Vorliegender Text:

■ ■ ■ ■ ■

Somatische und textuelle Projektionen der Kinoleinwand.
TWO SIDES TO EVERY STORY von Michael Snow (1974) ist eine filmische Rauminstallation: In der Mitte des Raumes hängen zwei weiße Platten von der Decke, die lichtundurchlässig sind. Jeder Fläche steht ein Filmprojektor gegenüber, der auf sie projiziert. Auf die eine Fläche wird ein Film projiziert, der eine Szenerie zeigt, die vom Film des anderen Projektors synchron von ihrer Rückseite her gezeigt wird. Während also auf der einen Fläche z. B. das Gesicht einer Person zu sehen ist, findet sich auf der anderen Fläche das ihres Hinterkopfs.
Snow kommentiert das herkömmliche Kino-Dispositiv, indem er es konterkariert, indem er der Projektionsfläche eine zweite hinzufügt, gewissermaßen die Fläche der Leinwand in Oberfläche und Unterfläche aufspaltet. Diese Schauanordnung verhindert eine gleichzeitige Wahrnehmung der projizierten Filme, sie fordert zum Umherschweifen im Raum, um die Leinwände herum, auf. Über eine solche Veränderung der Kinoleinwand wird das Kino an einem anderen Ort – dem Kunstraum –, qua seiner Übertragung dorthin, thematisierbar.
Seit den 1980er Jahren kann man verstärkt Versuche einer Theorie des Kinos erkennen – einer Theorie also, die den Film diesseits des kinematografischen Settings wahrnimmt. Mit der Hinwendung zum Kinoraum verbinden sich grosso modo drei Implikationen: Es ist ein spatial turn,1 der die Spezifika der Apparatur der Kinematografie in Augenschein nimmt; es ist eine Wende hin zum Film als massenkulturellem Phänomen,2 d.h. zur Historizität des Kinos als Emblem kapitalistischen Freizeitverhaltens; und es ist nicht zuletzt eine Wende zur körperlichen Wahrnehmung des Films,3 zum Leiblich-Affektiven.
Von der Kinoleinwand zu sprechen, heißt, einerseits an diesem Diskurs einer solchen Kinowissenschaft4 zu partizipieren, heißt, die Kinematografie zum Objekt des Erkenntnisinteresses zu haben. Doch gleichwohl wird den Paradigmen des Raums und der Fülle leiblicher Wahrnehmung mit der Leinwand eine Topografie der leeren Fläche gegenübergestellt.
In den Diskursen zum Kino erscheint die Leinwand als peripherer Topos.5 Wohingegen die Projektion neuerdings gesteigertes Interesse findet – gerade in Ausstellungen im Kunstraum6 –, bleibt die Leinwand in einem kinowissenschaftlichen Unternehmen marginalisiert. Und ohne Projektion scheint die Rede von der Leinwand auch hinfällig zu sein, ist sie doch nur ein »weißes Rechteck«, um mit Kasimir Malewitsch zu sprechen,7 oder das kleine Weiße (in Anlehnung an Coco Chanel).

■ ■ ■ ■ ■

Deine Aufgabe: Schreib aus dem Text zur Kinoleinwand alles von „Von der Kinoleinwand“ bis hinunter zu „an Coco Chanel).“ wortgetreu ab. Stütze dich allein auf den Text zur Kinoleinwand.

Auszug der Daten:
■ ■ ■ ■ ■

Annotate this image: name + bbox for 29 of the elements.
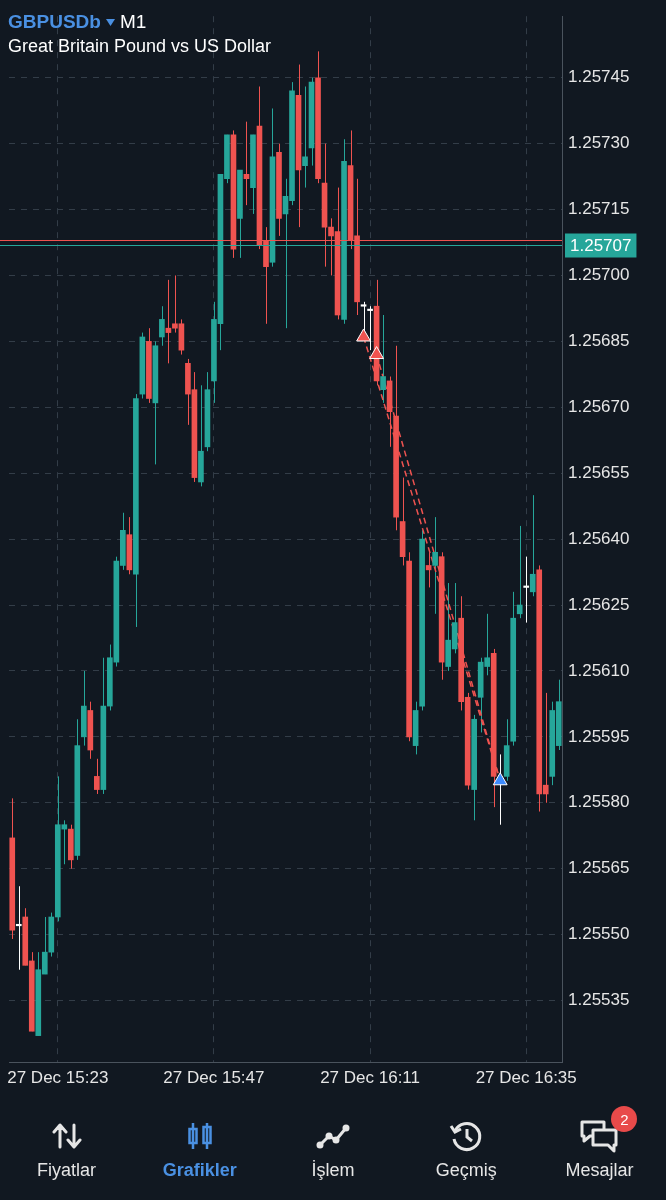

■ ■ ■ ■ ■

Lösung der Aufgabe:
Von der Kinoleinwand zu sprechen, heißt, einerseits an diesem Diskurs einer solchen Kinowissenschaft4 zu partizipieren, heißt, die Kinematografie zum Objekt des Erkenntnisinteresses zu haben. Doch gleichwohl wird den Paradigmen des Raums und der Fülle leiblicher Wahrnehmung mit der Leinwand eine Topografie der leeren Fläche gegenübergestellt.
In den Diskursen zum Kino erscheint die Leinwand als peripherer Topos.5 Wohingegen die Projektion neuerdings gesteigertes Interesse findet – gerade in Ausstellungen im Kunstraum6 –, bleibt die Leinwand in einem kinowissenschaftlichen Unternehmen marginalisiert. Und ohne Projektion scheint die Rede von der Leinwand auch hinfällig zu sein, ist sie doch nur ein »weißes Rechteck«, um mit Kasimir Malewitsch zu sprechen,7 oder das kleine Weiße (in Anlehnung an Coco Chanel).